Required actions |
1. Return the passage from the notes on Deleuze and Guattari between "CONCEPTS OUT OF" and "its knowledge procedures.", inclusive.
2. List the four things that the notes on Deleuze and Guattari say academic "normal" philosophy is much concerned with.
3. Answer these questions from the notes on Deleuze and Guattari:
(a) What answer to the question "What is philosophy?" is given in the first paragraph of the book?
(b) Which word did the translators of the published version interpolate?
(c) What can anyone buy that contains the "official" answers to all the major koans?

Reading passage |
>> begin

CONCEPTS OUT OF THE SHADOWS: Notes on Deleuze and Guattari’s « What is Philosophy? » (2)

Academic « normal » philosophy is much concerned with distinctions and determinations, classifications and demarcations, and rightly so. All thought is impregnated with theories and concepts, and we could not even get started if we were not already categorising and norming the world and its knowledge procedures.

As remarked earlier, we already know the answer to the question « What is philosophy? » before we begin the book, the answer being « philosophy is inventing concepts ». This answer is given in the first paragraph of the book, but we are also warned that one can  understand the question and the answer abstractly, as we did formerly, or concretely, as we are beginning to do so now.

Formerly, one asked it, one did not stop asking it, but this [asking] was too indirect or too oblique, too artificial, too abstract (my translation)

The published translation reads « It was asked before; it was always being asked, but too indirectly or obliquely; the question was too artificial, too abstract ».

I explained in the previous post why I prefer to keep the active form with « one » as the subject (although « we » would also work here). Here I have interpolated « asking », put between square brackets as it is not really necessary, to specify the reference of the demonstrative pronoun « this », which refers to the questioning rather than the question. The translators have preferred to interpolate « question ».

In our abstract knowledge of the answer we are like the novice to Zen Buddhism who wonders why they would need to meditate for years, living frugally and performing menial tasks, before they can find the answer to their koan, when anyone can buy a cheap paperback containing the « official » answers to all the major koans.

In both cases the answer is useless without the long years of practice, an abstraction of merely academic interest rather than the concrete response of the whole being. Perhaps we also know the end of the book, where this answer is both maintained and sublated by the shadowy chaos or chaotic shadow of undecidability.

>> end

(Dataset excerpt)

>> begin

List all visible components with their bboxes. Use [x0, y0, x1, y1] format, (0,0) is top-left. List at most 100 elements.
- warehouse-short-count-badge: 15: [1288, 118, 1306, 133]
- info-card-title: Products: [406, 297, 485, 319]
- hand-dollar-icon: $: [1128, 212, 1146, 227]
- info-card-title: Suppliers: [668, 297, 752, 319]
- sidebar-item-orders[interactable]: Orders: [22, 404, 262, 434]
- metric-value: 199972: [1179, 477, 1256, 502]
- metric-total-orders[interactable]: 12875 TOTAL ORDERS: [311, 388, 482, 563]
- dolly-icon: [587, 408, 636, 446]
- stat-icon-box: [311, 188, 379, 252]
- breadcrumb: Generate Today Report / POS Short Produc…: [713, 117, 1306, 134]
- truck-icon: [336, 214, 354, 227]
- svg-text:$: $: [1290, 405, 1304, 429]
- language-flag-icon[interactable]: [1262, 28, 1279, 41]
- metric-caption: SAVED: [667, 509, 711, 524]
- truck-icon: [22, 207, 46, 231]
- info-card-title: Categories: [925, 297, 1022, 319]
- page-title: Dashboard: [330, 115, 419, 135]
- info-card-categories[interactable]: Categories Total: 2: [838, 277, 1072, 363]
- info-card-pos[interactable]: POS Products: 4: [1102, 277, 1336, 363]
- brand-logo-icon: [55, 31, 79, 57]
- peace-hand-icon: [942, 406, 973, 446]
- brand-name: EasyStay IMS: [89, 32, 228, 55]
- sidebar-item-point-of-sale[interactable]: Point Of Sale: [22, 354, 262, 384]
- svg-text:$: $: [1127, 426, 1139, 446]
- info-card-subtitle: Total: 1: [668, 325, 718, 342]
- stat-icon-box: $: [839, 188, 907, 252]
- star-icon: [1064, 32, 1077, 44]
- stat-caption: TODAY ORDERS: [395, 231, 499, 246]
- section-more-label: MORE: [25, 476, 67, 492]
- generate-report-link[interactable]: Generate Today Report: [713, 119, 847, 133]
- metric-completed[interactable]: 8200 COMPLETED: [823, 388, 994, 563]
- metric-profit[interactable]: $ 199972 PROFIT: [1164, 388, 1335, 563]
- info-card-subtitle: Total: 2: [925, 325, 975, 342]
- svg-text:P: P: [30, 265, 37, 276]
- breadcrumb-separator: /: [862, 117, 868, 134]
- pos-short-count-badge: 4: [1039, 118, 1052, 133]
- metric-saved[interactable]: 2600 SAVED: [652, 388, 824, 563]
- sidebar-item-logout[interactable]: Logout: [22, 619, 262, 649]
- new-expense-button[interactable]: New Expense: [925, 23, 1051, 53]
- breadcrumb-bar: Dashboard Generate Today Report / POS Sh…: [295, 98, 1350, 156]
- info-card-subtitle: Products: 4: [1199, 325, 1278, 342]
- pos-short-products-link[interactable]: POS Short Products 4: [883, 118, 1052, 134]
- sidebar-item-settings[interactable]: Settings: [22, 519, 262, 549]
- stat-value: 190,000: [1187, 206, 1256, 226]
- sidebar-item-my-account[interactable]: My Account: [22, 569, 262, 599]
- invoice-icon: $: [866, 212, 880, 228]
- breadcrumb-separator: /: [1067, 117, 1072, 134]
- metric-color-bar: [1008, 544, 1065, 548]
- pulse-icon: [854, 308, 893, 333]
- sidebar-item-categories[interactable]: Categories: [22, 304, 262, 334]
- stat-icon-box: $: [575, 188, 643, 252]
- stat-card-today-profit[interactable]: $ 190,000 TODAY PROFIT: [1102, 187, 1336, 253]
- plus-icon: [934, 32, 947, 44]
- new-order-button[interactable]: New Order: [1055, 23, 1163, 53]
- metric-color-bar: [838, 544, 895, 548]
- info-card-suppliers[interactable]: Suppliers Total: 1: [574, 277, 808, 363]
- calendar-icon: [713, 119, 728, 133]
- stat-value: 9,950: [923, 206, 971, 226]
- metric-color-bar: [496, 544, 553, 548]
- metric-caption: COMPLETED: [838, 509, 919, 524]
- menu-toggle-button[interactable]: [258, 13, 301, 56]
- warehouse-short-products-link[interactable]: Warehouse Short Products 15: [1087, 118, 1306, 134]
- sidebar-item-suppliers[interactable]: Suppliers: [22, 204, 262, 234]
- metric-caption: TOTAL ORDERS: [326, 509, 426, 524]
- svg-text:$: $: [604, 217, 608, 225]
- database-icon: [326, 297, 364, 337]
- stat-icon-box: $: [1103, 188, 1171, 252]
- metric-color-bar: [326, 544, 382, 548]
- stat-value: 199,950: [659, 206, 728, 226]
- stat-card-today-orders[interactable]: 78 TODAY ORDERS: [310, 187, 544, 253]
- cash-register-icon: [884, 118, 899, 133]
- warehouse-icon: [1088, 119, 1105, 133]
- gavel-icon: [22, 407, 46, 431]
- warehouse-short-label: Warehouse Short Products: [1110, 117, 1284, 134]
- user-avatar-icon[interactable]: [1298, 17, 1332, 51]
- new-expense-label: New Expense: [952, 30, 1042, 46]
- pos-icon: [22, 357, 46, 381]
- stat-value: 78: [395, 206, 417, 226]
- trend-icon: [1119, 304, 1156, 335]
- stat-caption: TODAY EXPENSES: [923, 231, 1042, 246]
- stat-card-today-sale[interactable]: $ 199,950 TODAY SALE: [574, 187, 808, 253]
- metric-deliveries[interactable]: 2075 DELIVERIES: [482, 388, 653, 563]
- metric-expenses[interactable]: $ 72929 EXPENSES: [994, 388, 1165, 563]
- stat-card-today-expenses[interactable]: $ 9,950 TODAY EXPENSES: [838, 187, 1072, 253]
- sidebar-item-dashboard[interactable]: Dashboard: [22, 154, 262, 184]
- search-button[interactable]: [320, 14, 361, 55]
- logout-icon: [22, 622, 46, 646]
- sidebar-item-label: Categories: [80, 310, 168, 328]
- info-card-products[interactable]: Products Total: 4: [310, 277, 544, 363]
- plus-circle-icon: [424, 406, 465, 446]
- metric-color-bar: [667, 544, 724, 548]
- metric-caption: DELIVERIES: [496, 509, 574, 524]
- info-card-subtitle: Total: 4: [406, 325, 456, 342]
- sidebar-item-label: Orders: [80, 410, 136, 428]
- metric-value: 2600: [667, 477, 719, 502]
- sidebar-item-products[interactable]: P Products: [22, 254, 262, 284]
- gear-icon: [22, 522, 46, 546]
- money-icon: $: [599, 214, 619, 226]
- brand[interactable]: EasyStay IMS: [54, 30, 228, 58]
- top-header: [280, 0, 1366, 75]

>> end
>> begin

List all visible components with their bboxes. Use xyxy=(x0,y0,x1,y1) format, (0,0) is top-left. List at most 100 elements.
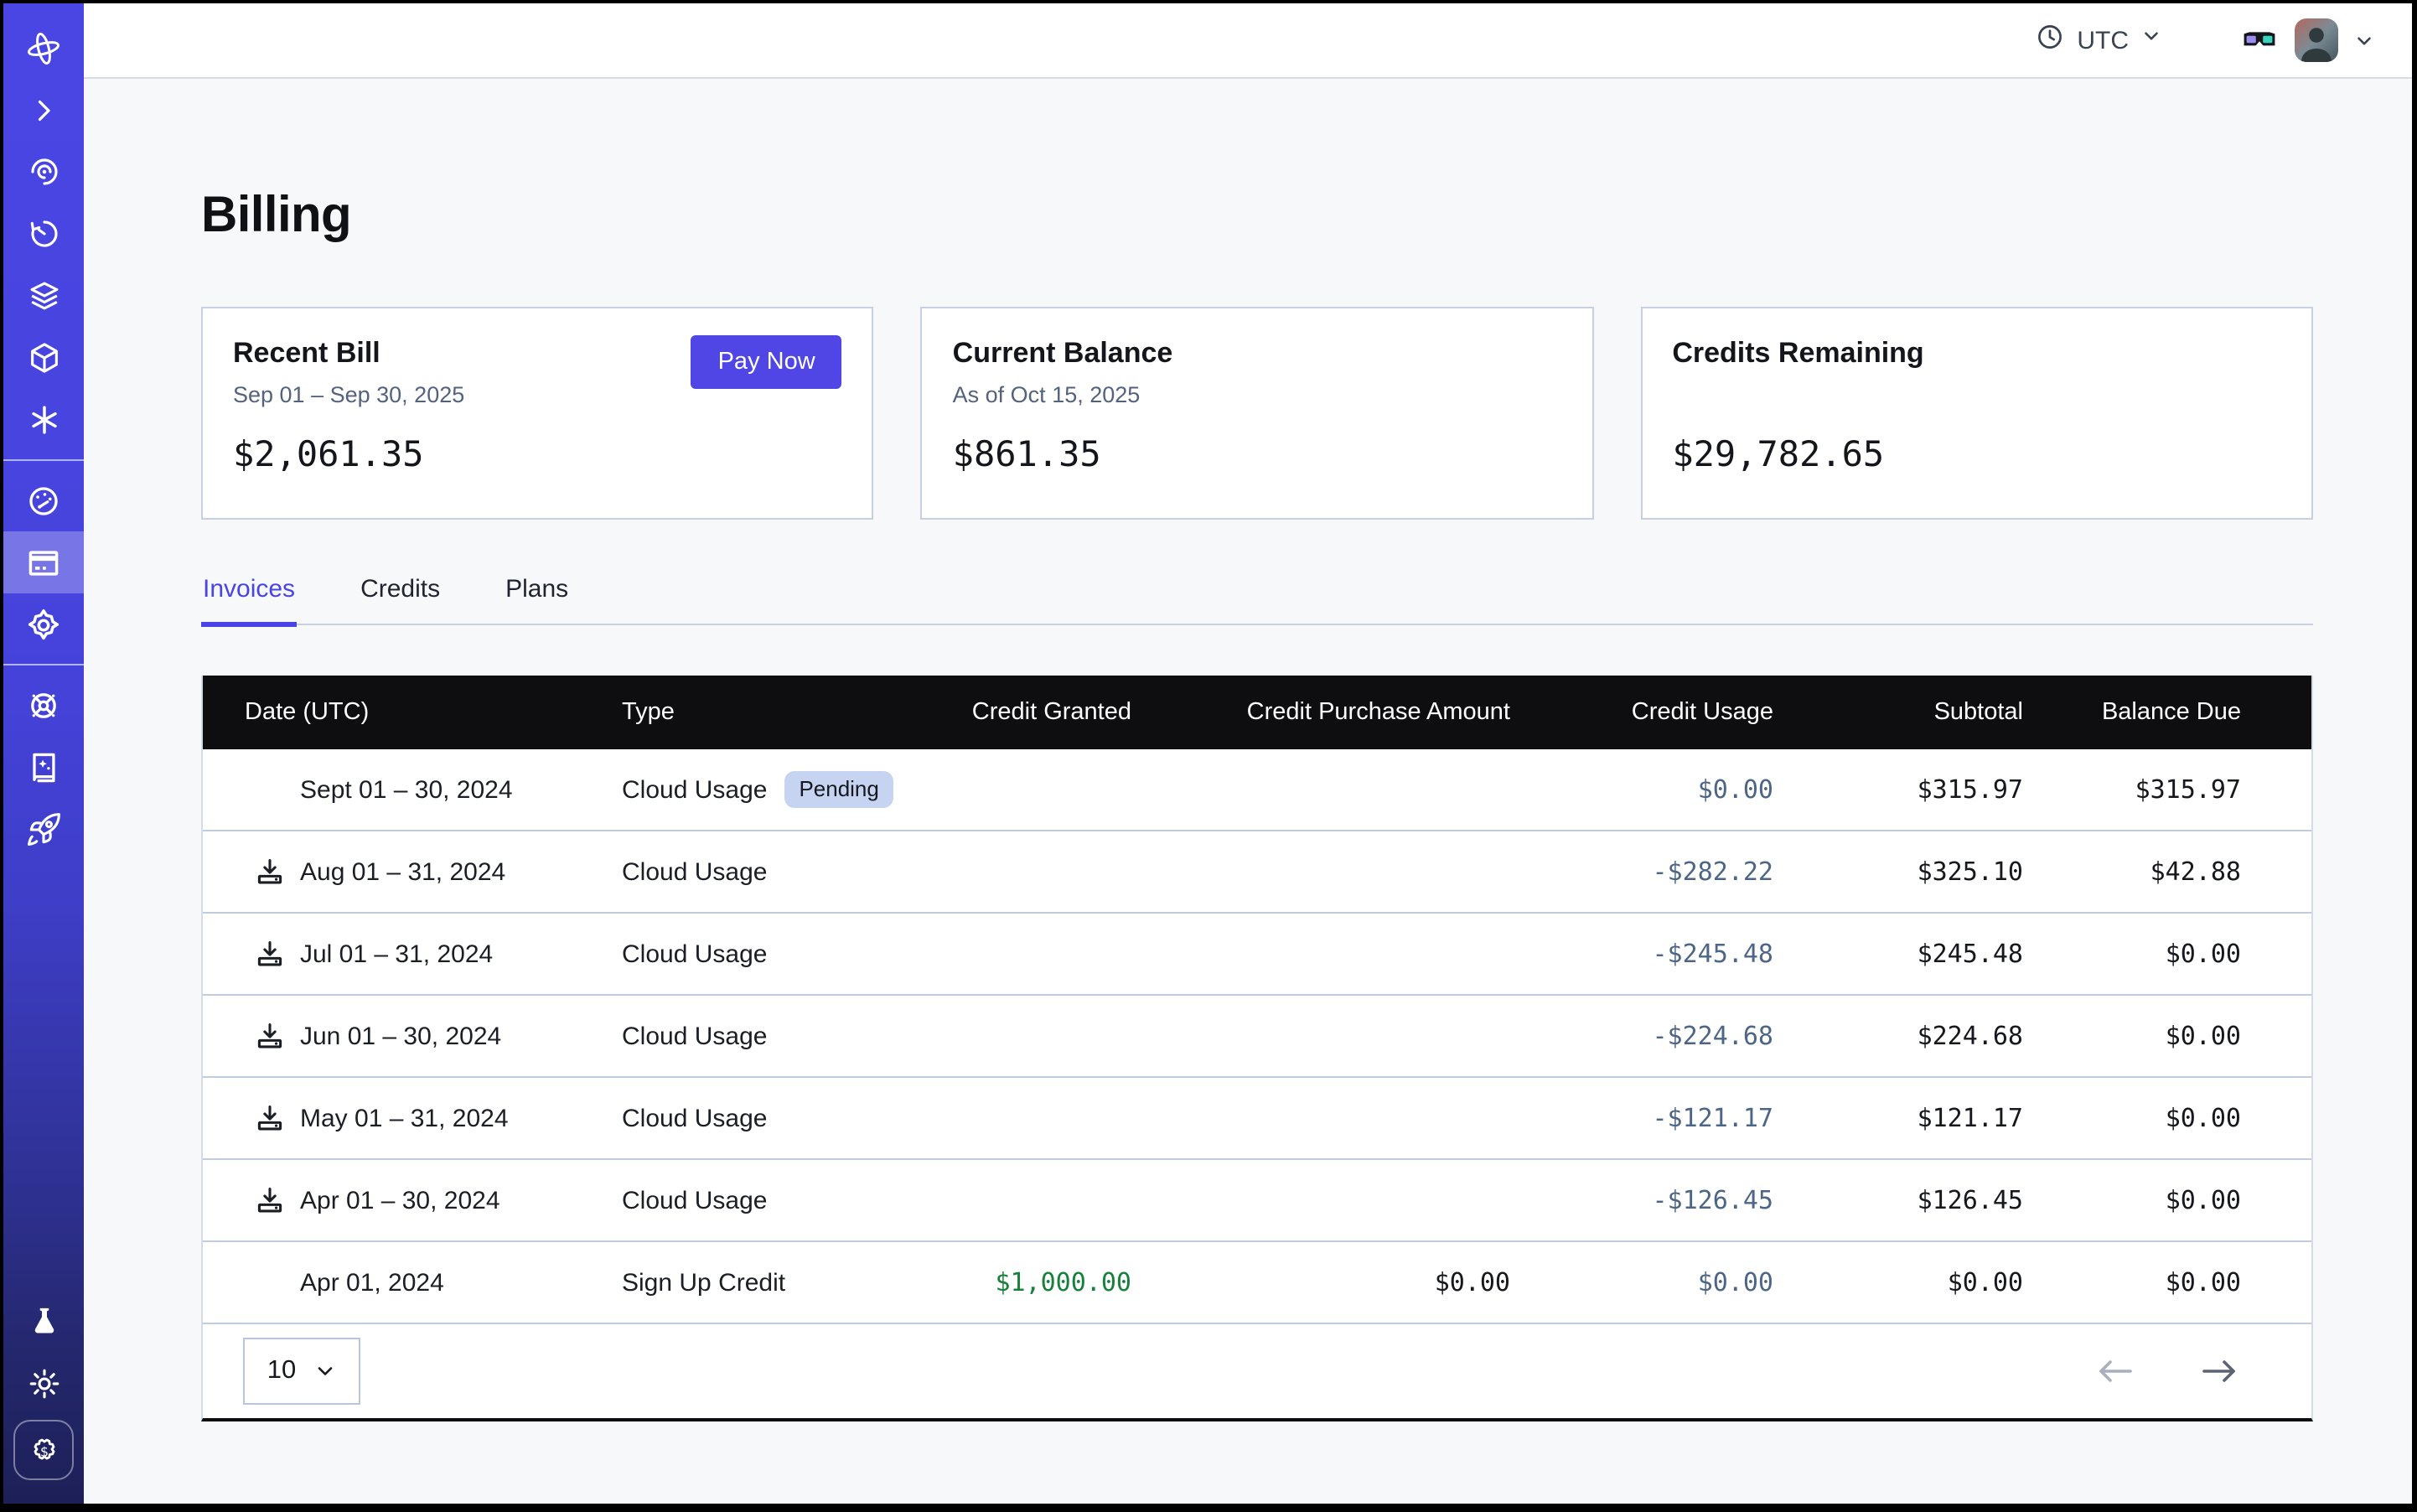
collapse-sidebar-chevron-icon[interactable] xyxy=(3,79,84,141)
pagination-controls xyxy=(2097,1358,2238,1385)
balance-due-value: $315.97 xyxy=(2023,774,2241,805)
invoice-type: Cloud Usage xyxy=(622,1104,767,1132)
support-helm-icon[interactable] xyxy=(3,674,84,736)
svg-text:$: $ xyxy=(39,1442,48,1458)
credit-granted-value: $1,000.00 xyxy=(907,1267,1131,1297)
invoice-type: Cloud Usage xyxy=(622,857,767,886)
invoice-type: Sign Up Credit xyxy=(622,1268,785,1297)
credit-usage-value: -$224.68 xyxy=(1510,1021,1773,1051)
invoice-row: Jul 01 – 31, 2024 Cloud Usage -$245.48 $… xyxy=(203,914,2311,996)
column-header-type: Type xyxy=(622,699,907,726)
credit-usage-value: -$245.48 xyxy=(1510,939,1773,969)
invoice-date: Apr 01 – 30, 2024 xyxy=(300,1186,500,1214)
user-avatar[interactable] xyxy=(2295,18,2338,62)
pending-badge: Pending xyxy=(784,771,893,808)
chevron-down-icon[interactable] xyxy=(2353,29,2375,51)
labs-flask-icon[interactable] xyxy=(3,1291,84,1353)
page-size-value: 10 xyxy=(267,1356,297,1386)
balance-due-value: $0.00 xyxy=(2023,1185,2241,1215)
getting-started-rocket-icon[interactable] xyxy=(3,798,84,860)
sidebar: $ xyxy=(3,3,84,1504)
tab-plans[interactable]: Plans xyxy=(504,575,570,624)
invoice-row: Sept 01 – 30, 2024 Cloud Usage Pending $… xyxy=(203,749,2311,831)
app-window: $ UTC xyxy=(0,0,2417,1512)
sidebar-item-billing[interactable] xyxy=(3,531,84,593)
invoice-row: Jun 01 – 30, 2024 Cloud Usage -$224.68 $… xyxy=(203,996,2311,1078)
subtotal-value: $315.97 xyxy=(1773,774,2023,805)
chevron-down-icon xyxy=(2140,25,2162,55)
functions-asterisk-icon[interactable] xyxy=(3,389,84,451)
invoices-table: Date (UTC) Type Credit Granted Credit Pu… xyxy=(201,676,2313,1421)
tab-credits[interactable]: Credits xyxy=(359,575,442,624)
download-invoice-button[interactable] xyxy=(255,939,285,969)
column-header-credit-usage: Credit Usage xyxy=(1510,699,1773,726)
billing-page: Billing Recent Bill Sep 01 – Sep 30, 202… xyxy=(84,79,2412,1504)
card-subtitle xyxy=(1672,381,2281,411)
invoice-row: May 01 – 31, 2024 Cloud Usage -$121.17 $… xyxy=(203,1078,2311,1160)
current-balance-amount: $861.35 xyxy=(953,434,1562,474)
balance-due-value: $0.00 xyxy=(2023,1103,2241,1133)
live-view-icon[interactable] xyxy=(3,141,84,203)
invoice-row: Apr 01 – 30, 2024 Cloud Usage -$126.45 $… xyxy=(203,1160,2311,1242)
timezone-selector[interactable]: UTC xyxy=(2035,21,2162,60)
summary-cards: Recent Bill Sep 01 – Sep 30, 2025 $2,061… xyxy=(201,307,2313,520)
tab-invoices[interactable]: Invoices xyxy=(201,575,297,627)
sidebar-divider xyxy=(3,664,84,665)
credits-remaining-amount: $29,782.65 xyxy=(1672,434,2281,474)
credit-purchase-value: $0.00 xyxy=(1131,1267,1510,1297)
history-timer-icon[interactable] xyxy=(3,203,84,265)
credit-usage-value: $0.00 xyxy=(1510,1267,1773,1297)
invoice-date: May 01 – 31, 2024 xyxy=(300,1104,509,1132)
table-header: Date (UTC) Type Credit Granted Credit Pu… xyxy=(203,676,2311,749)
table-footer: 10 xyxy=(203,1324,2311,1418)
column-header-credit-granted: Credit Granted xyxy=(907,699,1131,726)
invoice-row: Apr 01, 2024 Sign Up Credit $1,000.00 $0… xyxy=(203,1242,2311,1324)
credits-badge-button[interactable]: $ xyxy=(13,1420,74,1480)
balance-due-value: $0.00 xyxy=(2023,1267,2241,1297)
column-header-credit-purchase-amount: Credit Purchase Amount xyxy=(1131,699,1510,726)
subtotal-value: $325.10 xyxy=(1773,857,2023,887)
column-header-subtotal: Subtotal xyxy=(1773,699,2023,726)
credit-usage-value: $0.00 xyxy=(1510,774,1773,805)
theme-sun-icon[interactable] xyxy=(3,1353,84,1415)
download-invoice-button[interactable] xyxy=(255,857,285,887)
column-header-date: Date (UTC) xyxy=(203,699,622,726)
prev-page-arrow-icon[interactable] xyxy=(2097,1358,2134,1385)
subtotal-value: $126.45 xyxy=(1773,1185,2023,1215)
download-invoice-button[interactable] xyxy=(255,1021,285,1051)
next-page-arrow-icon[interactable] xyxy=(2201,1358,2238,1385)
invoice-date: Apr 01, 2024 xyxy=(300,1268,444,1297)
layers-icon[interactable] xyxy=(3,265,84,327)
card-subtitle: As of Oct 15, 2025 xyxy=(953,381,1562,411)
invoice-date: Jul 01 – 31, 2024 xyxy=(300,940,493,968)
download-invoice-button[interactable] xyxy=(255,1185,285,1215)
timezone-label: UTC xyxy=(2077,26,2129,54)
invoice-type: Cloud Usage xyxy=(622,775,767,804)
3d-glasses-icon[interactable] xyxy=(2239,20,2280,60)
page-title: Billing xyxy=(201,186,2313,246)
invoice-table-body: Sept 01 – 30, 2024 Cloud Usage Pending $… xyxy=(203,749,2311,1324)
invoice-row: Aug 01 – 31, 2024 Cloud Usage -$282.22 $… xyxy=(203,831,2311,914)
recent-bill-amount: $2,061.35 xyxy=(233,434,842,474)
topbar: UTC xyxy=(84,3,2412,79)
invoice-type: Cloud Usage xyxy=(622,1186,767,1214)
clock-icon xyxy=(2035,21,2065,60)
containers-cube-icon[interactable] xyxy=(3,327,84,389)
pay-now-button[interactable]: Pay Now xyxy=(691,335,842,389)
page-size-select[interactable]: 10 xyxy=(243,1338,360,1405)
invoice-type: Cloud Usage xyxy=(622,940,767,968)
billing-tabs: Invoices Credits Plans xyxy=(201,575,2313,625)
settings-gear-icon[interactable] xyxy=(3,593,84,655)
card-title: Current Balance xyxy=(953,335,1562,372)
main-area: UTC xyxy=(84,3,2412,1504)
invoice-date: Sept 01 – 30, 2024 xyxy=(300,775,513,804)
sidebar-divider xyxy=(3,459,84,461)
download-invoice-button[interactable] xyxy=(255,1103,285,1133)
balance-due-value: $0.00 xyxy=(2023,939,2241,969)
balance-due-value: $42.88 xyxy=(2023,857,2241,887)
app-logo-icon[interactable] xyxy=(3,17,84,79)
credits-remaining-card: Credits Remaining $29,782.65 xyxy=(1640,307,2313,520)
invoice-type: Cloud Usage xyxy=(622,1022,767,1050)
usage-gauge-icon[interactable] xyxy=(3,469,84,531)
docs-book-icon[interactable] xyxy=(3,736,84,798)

>> end
>> begin

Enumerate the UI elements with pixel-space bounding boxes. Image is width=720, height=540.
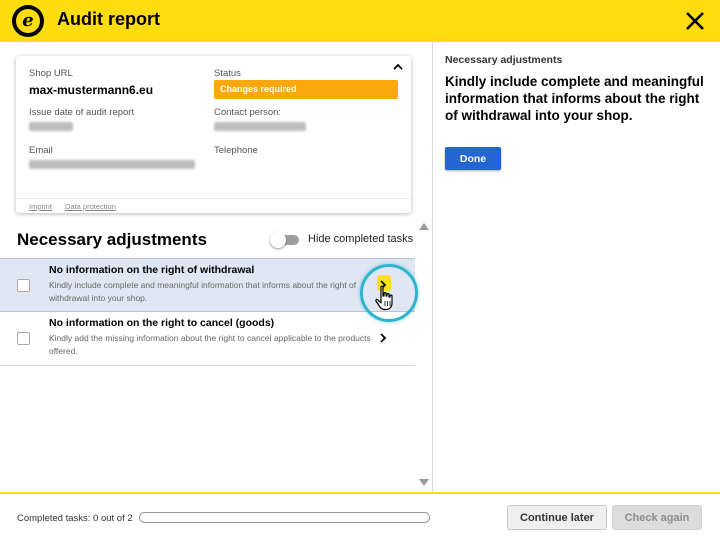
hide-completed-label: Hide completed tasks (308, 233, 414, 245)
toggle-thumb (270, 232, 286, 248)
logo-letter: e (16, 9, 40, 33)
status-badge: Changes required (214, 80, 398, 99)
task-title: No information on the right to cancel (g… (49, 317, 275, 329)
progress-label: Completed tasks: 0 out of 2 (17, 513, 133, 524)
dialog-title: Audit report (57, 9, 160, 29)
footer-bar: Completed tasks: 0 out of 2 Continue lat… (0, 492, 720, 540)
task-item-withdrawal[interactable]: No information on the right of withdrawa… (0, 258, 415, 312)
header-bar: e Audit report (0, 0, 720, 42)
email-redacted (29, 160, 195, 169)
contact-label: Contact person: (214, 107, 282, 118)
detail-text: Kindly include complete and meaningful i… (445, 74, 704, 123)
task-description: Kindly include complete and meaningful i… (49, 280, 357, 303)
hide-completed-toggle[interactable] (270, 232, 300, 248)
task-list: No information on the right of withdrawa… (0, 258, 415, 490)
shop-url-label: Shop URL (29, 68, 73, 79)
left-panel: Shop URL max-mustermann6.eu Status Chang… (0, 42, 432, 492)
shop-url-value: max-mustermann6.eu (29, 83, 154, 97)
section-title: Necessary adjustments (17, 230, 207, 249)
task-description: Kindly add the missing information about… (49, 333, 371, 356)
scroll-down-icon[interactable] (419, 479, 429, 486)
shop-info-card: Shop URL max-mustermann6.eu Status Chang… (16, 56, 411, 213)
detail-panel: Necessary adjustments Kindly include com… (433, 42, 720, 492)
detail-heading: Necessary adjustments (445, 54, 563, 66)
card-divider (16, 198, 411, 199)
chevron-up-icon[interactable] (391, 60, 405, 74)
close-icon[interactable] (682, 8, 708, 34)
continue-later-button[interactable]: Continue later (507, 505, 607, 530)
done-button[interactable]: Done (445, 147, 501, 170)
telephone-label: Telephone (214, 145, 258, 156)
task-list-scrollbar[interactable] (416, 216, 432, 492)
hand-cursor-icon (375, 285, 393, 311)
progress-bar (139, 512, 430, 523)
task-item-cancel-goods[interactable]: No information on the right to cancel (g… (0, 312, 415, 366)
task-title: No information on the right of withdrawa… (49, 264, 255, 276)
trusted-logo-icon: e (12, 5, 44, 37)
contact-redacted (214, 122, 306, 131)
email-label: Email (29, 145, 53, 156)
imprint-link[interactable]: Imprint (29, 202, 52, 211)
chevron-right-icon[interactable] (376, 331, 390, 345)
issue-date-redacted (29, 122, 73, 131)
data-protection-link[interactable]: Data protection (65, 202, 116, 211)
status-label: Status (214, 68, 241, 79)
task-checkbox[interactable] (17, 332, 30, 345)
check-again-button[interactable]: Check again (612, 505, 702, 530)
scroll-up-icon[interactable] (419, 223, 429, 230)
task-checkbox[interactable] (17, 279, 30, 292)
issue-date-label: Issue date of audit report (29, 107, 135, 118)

>> end

Answers to the problems |
1.
CONCEPTS OUT OF THE SHADOWS: Notes on Deleuze and Guattari’s « What is Philosophy? » (2)

Academic « normal » philosophy is much concerned with distinctions and determinations, classifications and demarcations, and rightly so. All thought is impregnated with theories and concepts, and we could not even get started if we were not already categorising and norming the world and its knowledge procedures.

2.
distinctions
determinations
classifications
demarcations

3.
(a) Philosophy is inventing concepts.
(b) "question"
(c) A cheap paperback.